## [EXERCISE DETAILS]
Quote, without change, all of the lines that follow.

## [INPUT]
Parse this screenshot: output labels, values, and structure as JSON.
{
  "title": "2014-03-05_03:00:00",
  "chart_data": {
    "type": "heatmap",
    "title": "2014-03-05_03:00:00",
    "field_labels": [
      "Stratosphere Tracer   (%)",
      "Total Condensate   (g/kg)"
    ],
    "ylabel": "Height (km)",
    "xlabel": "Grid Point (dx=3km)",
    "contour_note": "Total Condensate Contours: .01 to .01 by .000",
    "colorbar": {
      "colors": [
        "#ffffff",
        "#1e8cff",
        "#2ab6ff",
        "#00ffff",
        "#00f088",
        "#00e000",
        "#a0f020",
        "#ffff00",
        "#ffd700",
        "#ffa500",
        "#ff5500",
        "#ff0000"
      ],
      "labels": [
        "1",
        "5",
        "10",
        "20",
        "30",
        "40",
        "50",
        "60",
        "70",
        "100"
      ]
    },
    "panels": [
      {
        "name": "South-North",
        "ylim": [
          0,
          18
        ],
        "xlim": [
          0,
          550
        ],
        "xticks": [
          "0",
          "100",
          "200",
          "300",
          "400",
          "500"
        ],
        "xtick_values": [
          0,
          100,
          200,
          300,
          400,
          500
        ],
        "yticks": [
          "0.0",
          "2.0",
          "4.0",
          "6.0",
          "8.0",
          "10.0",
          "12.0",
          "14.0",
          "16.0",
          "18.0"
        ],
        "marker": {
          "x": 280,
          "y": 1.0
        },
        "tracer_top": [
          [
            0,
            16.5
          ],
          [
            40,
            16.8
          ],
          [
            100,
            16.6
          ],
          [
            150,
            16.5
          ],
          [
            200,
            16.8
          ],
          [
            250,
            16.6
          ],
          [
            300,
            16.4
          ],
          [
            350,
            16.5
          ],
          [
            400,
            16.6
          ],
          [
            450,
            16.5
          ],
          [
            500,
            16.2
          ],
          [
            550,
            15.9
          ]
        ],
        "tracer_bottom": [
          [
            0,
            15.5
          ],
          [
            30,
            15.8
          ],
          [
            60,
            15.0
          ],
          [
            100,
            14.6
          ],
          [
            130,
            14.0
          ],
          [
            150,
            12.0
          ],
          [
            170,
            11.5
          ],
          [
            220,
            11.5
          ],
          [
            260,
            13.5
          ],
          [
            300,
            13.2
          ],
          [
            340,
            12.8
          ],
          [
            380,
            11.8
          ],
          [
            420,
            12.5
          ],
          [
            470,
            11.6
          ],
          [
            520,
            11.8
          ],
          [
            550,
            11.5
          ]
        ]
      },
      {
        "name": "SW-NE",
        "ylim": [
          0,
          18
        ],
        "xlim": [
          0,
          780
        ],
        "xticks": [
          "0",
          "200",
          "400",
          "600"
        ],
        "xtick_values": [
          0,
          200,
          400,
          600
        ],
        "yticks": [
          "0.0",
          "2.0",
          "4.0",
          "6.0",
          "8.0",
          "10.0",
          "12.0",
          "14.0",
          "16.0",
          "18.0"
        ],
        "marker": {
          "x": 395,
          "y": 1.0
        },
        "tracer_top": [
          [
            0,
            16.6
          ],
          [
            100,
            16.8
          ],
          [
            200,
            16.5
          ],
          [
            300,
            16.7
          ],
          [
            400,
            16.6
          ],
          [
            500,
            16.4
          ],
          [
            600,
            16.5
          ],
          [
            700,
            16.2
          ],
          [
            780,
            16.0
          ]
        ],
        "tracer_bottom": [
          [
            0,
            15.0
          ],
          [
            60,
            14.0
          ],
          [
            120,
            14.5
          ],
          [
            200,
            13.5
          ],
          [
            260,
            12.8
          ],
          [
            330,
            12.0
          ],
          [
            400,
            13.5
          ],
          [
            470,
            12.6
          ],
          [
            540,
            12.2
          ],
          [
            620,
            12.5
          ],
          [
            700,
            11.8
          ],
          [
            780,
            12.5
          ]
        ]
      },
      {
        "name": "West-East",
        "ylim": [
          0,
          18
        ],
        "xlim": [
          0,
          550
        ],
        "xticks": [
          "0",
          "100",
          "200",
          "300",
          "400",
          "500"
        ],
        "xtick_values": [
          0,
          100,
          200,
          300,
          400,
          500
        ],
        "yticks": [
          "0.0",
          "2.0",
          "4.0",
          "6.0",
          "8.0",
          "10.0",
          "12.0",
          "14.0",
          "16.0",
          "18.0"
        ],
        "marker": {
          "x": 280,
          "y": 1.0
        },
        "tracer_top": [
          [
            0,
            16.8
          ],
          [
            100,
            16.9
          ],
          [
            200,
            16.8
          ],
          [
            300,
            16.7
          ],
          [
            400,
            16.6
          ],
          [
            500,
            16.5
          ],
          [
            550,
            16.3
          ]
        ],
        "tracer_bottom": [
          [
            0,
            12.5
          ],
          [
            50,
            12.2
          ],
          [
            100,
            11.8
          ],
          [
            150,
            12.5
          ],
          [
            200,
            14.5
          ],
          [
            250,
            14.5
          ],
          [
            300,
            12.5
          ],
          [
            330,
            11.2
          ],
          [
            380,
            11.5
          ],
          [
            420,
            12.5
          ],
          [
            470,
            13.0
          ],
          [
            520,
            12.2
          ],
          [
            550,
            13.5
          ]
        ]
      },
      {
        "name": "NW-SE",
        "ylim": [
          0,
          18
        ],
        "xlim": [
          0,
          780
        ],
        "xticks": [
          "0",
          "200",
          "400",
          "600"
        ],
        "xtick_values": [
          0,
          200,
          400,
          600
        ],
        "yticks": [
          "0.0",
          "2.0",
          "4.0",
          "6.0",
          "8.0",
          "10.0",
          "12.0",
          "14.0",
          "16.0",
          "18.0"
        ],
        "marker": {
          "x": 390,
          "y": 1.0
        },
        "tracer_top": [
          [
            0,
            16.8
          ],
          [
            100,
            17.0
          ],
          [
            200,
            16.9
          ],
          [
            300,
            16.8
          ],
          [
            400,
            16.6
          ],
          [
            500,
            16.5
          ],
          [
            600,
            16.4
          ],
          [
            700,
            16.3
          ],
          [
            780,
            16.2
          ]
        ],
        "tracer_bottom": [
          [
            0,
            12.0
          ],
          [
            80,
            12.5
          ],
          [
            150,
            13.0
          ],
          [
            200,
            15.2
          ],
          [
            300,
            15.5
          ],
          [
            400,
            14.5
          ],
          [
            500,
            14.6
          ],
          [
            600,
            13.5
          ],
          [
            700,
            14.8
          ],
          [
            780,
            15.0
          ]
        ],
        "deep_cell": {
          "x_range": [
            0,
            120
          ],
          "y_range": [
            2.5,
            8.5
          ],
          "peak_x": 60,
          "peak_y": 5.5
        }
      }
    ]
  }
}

## [SOLVED PROBLEM]
Parse this screenshot: output labels, values, and structure as JSON.
{
  "title": "2014-03-05_03:00:00",
  "chart_data": {
    "type": "heatmap",
    "title": "2014-03-05_03:00:00",
    "field_labels": [
      "Stratosphere Tracer   (%)",
      "Total Condensate   (g/kg)"
    ],
    "ylabel": "Height (km)",
    "xlabel": "Grid Point (dx=3km)",
    "contour_note": "Total Condensate Contours: .01 to .01 by .000",
    "colorbar": {
      "colors": [
        "#ffffff",
        "#1e8cff",
        "#2ab6ff",
        "#00ffff",
        "#00f088",
        "#00e000",
        "#a0f020",
        "#ffff00",
        "#ffd700",
        "#ffa500",
        "#ff5500",
        "#ff0000"
      ],
      "labels": [
        "1",
        "5",
        "10",
        "20",
        "30",
        "40",
        "50",
        "60",
        "70",
        "100"
      ]
    },
    "panels": [
      {
        "name": "South-North",
        "ylim": [
          0,
          18
        ],
        "xlim": [
          0,
          550
        ],
        "xticks": [
          "0",
          "100",
          "200",
          "300",
          "400",
          "500"
        ],
        "xtick_values": [
          0,
          100,
          200,
          300,
          400,
          500
        ],
        "yticks": [
          "0.0",
          "2.0",
          "4.0",
          "6.0",
          "8.0",
          "10.0",
          "12.0",
          "14.0",
          "16.0",
          "18.0"
        ],
        "marker": {
          "x": 280,
          "y": 1.0
        },
        "tracer_top": [
          [
            0,
            16.5
          ],
          [
            40,
            16.8
          ],
          [
            100,
            16.6
          ],
          [
            150,
            16.5
          ],
          [
            200,
            16.8
          ],
          [
            250,
            16.6
          ],
          [
            300,
            16.4
          ],
          [
            350,
            16.5
          ],
          [
            400,
            16.6
          ],
          [
            450,
            16.5
          ],
          [
            500,
            16.2
          ],
          [
            550,
            15.9
          ]
        ],
        "tracer_bottom": [
          [
            0,
            15.5
          ],
          [
            30,
            15.8
          ],
          [
            60,
            15.0
          ],
          [
            100,
            14.6
          ],
          [
            130,
            14.0
          ],
          [
            150,
            12.0
          ],
          [
            170,
            11.5
          ],
          [
            220,
            11.5
          ],
          [
            260,
            13.5
          ],
          [
            300,
            13.2
          ],
          [
            340,
            12.8
          ],
          [
            380,
            11.8
          ],
          [
            420,
            12.5
          ],
          [
            470,
            11.6
          ],
          [
            520,
            11.8
          ],
          [
            550,
            11.5
          ]
        ]
      },
      {
        "name": "SW-NE",
        "ylim": [
          0,
          18
        ],
        "xlim": [
          0,
          780
        ],
        "xticks": [
          "0",
          "200",
          "400",
          "600"
        ],
        "xtick_values": [
          0,
          200,
          400,
          600
        ],
        "yticks": [
          "0.0",
          "2.0",
          "4.0",
          "6.0",
          "8.0",
          "10.0",
          "12.0",
          "14.0",
          "16.0",
          "18.0"
        ],
        "marker": {
          "x": 395,
          "y": 1.0
        },
        "tracer_top": [
          [
            0,
            16.6
          ],
          [
            100,
            16.8
          ],
          [
            200,
            16.5
          ],
          [
            300,
            16.7
          ],
          [
            400,
            16.6
          ],
          [
            500,
            16.4
          ],
          [
            600,
            16.5
          ],
          [
            700,
            16.2
          ],
          [
            780,
            16.0
          ]
        ],
        "tracer_bottom": [
          [
            0,
            15.0
          ],
          [
            60,
            14.0
          ],
          [
            120,
            14.5
          ],
          [
            200,
            13.5
          ],
          [
            260,
            12.8
          ],
          [
            330,
            12.0
          ],
          [
            400,
            13.5
          ],
          [
            470,
            12.6
          ],
          [
            540,
            12.2
          ],
          [
            620,
            12.5
          ],
          [
            700,
            11.8
          ],
          [
            780,
            12.5
          ]
        ]
      },
      {
        "name": "West-East",
        "ylim": [
          0,
          18
        ],
        "xlim": [
          0,
          550
        ],
        "xticks": [
          "0",
          "100",
          "200",
          "300",
          "400",
          "500"
        ],
        "xtick_values": [
          0,
          100,
          200,
          300,
          400,
          500
        ],
        "yticks": [
          "0.0",
          "2.0",
          "4.0",
          "6.0",
          "8.0",
          "10.0",
          "12.0",
          "14.0",
          "16.0",
          "18.0"
        ],
        "marker": {
          "x": 280,
          "y": 1.0
        },
        "tracer_top": [
          [
            0,
            16.8
          ],
          [
            100,
            16.9
          ],
          [
            200,
            16.8
          ],
          [
            300,
            16.7
          ],
          [
            400,
            16.6
          ],
          [
            500,
            16.5
          ],
          [
            550,
            16.3
          ]
        ],
        "tracer_bottom": [
          [
            0,
            12.5
          ],
          [
            50,
            12.2
          ],
          [
            100,
            11.8
          ],
          [
            150,
            12.5
          ],
          [
            200,
            14.5
          ],
          [
            250,
            14.5
          ],
          [
            300,
            12.5
          ],
          [
            330,
            11.2
          ],
          [
            380,
            11.5
          ],
          [
            420,
            12.5
          ],
          [
            470,
            13.0
          ],
          [
            520,
            12.2
          ],
          [
            550,
            13.5
          ]
        ]
      },
      {
        "name": "NW-SE",
        "ylim": [
          0,
          18
        ],
        "xlim": [
          0,
          780
        ],
        "xticks": [
          "0",
          "200",
          "400",
          "600"
        ],
        "xtick_values": [
          0,
          200,
          400,
          600
        ],
        "yticks": [
          "0.0",
          "2.0",
          "4.0",
          "6.0",
          "8.0",
          "10.0",
          "12.0",
          "14.0",
          "16.0",
          "18.0"
        ],
        "marker": {
          "x": 390,
          "y": 1.0
        },
        "tracer_top": [
          [
            0,
            16.8
          ],
          [
            100,
            17.0
          ],
          [
            200,
            16.9
          ],
          [
            300,
            16.8
          ],
          [
            400,
            16.6
          ],
          [
            500,
            16.5
          ],
          [
            600,
            16.4
          ],
          [
            700,
            16.3
          ],
          [
            780,
            16.2
          ]
        ],
        "tracer_bottom": [
          [
            0,
            12.0
          ],
          [
            80,
            12.5
          ],
          [
            150,
            13.0
          ],
          [
            200,
            15.2
          ],
          [
            300,
            15.5
          ],
          [
            400,
            14.5
          ],
          [
            500,
            14.6
          ],
          [
            600,
            13.5
          ],
          [
            700,
            14.8
          ],
          [
            780,
            15.0
          ]
        ],
        "deep_cell": {
          "x_range": [
            0,
            120
          ],
          "y_range": [
            2.5,
            8.5
          ],
          "peak_x": 60,
          "peak_y": 5.5
        }
      }
    ]
  }
}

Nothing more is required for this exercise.